-- Start Information provided --

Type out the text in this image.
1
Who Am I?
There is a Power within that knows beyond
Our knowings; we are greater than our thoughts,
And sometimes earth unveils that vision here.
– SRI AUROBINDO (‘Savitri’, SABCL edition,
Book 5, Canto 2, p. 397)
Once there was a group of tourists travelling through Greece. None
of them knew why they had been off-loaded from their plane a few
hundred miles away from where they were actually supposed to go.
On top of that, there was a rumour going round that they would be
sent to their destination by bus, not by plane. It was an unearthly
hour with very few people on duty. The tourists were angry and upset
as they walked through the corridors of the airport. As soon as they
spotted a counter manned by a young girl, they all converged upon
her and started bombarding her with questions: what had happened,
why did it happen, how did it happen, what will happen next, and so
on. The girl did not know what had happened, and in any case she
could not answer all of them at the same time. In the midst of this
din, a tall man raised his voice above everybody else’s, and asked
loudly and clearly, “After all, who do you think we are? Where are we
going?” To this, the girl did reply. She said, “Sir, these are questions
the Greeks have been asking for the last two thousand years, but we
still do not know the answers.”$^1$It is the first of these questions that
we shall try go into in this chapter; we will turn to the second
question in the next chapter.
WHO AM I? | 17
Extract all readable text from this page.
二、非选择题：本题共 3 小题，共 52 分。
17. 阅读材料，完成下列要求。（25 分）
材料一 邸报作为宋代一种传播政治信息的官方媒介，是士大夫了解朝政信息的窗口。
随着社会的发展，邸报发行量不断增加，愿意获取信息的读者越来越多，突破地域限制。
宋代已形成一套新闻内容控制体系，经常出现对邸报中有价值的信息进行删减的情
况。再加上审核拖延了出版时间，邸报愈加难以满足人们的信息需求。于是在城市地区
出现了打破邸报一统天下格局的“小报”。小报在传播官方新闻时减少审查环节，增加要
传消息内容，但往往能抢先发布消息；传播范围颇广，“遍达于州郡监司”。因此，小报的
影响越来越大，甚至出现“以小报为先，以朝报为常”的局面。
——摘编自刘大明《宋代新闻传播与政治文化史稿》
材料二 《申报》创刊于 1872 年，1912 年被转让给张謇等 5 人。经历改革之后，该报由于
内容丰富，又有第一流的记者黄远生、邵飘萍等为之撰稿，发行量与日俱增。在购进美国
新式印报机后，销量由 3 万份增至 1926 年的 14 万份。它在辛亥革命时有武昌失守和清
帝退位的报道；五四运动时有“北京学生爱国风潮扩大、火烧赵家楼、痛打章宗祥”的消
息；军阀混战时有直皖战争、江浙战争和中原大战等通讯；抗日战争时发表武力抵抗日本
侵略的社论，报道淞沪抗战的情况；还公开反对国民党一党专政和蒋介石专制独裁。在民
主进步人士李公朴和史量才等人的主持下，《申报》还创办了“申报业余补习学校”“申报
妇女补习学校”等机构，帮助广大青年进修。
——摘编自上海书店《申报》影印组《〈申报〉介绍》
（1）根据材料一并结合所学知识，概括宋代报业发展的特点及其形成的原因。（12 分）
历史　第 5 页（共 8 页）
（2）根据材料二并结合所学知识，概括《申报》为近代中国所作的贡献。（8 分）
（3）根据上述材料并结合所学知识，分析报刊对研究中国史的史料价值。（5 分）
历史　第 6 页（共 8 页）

-- End Information provided --

= Task instructions =
Return every line of the preceding records in which the word "these" appears.

= The response =
going?” To this, the girl did reply. She said, “Sir, these are questions
still do not know the answers.”$^1$It is the first of these questions that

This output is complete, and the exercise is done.